▶ **GIVEN TASK**
Below are some entries. Copy each line that holds the string "根据本申请的一些实施例".

▶ **RECORDS PROVIDED**
▼
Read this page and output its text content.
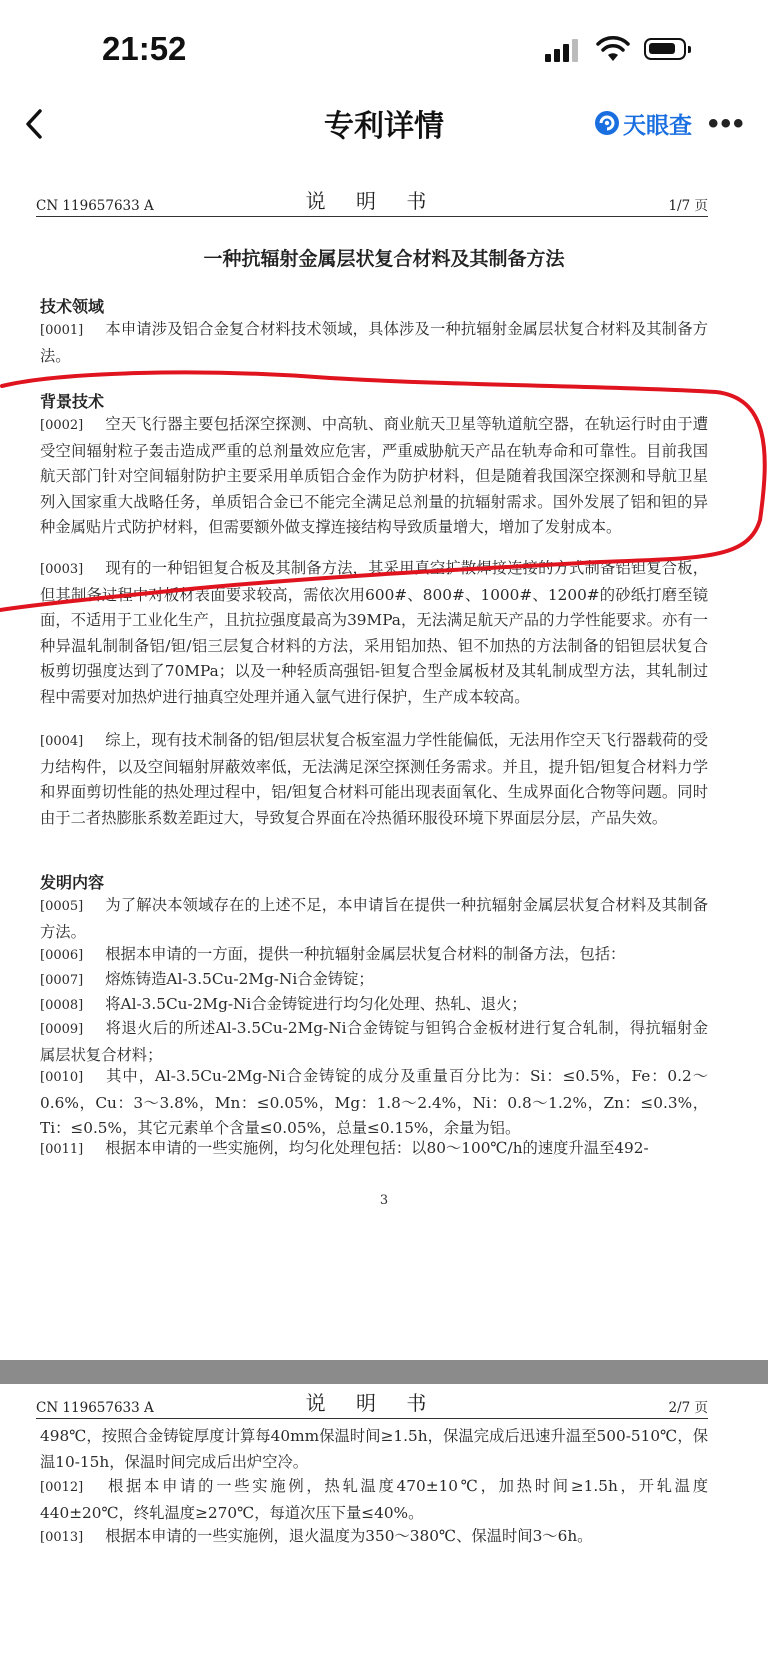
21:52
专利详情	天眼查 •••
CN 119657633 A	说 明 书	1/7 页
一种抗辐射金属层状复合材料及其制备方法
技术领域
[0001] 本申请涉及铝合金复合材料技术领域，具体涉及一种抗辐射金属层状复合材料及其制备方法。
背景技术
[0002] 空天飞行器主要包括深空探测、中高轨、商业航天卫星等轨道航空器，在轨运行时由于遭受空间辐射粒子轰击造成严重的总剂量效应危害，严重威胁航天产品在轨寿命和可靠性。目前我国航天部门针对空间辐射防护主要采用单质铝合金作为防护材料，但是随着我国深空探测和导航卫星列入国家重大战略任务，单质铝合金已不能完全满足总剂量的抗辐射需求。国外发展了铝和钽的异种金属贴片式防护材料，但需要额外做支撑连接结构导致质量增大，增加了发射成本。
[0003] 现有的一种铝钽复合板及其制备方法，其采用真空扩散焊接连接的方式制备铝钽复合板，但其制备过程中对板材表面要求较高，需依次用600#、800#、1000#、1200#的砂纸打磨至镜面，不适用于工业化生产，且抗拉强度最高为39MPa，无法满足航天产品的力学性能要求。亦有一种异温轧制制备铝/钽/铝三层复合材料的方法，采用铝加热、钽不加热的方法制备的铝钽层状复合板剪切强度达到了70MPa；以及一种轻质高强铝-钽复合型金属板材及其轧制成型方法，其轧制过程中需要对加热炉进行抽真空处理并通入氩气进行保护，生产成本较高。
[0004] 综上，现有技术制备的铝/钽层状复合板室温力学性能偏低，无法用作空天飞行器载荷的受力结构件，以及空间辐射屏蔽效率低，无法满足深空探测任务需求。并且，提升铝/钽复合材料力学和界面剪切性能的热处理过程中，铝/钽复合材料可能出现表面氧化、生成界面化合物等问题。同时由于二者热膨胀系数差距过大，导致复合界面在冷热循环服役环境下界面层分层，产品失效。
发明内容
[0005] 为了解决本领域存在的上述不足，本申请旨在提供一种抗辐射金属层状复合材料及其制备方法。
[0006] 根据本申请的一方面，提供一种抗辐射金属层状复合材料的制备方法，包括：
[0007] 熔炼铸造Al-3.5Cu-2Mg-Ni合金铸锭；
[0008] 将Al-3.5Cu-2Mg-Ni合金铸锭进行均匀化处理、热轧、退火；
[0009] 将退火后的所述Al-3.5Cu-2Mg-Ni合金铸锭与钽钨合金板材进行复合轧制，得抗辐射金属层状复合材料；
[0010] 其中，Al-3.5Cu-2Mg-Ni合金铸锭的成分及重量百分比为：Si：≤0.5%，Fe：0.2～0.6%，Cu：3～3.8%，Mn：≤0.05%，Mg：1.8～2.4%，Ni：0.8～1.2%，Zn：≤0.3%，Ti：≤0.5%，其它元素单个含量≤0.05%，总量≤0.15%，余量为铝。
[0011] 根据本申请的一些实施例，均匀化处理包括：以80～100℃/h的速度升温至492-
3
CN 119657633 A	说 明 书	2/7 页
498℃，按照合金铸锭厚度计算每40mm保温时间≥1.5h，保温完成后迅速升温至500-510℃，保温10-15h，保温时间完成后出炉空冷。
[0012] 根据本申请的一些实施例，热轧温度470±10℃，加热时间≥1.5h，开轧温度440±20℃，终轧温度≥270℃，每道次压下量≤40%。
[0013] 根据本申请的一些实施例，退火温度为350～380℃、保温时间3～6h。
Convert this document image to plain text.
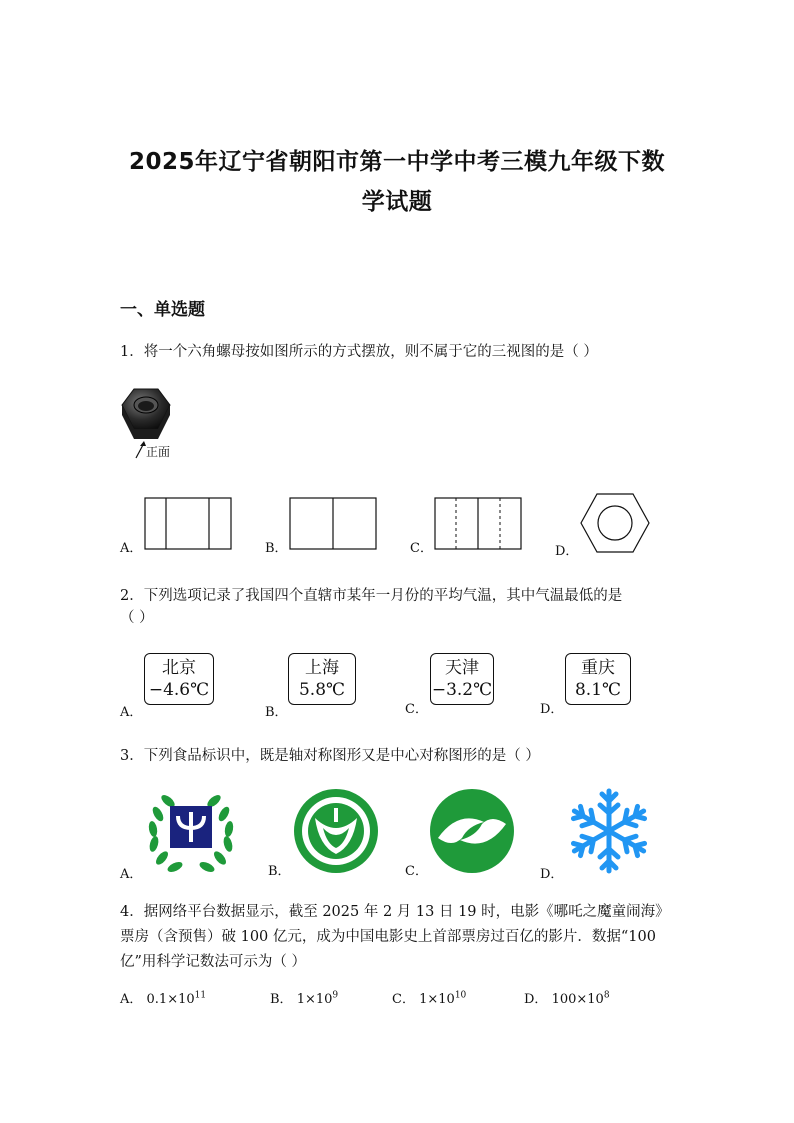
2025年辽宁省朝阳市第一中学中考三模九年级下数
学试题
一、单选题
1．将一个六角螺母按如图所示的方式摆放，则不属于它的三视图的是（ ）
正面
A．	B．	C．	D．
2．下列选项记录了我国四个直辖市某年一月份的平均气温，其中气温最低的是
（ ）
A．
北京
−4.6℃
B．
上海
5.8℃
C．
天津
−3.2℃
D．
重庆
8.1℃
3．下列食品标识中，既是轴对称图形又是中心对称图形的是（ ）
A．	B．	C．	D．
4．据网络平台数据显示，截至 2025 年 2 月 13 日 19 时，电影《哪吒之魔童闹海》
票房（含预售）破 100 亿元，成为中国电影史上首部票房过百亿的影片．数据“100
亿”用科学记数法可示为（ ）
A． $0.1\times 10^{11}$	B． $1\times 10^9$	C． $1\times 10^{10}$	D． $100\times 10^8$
▲
▼
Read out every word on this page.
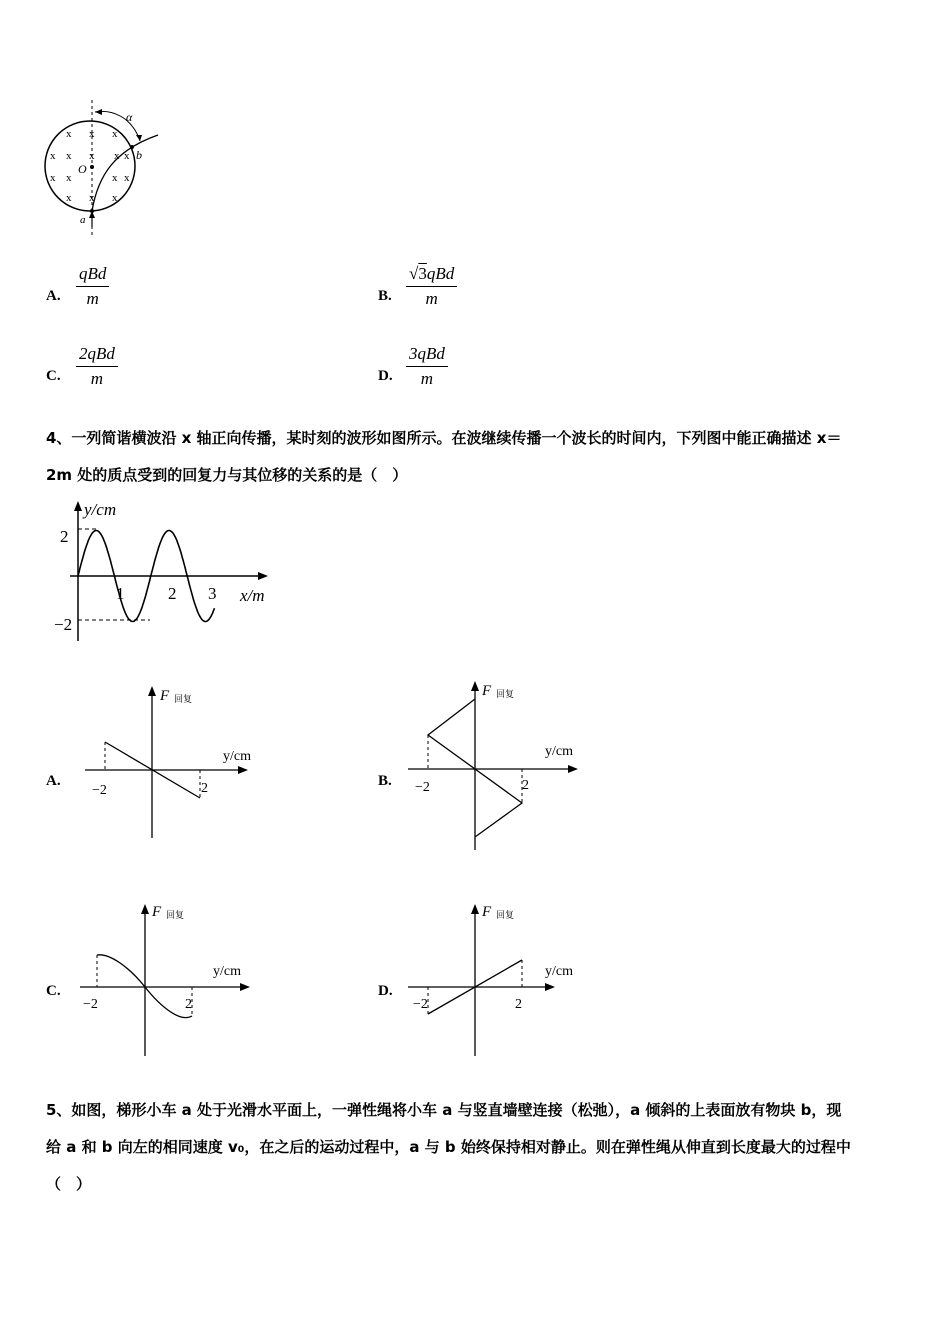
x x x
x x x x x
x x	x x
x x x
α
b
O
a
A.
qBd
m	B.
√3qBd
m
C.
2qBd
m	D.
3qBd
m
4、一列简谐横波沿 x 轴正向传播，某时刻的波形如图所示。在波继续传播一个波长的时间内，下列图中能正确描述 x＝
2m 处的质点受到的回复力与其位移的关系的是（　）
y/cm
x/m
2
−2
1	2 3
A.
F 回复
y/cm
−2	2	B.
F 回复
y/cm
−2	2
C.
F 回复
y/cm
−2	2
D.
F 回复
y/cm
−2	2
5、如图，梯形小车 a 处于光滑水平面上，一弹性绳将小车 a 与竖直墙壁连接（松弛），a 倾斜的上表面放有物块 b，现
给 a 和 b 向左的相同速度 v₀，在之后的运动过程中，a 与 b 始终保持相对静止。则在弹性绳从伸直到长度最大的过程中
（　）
▲
▶ **WORKED SOLUTION**
[0011] 根据本申请的一些实施例，均匀化处理包括：以80～100℃/h的速度升温至492-
[0012] 根据本申请的一些实施例，热轧温度470±10℃，加热时间≥1.5h，开轧温度440±20℃，终轧温度≥270℃，每道次压下量≤40%。
[0013] 根据本申请的一些实施例，退火温度为350～380℃、保温时间3～6h。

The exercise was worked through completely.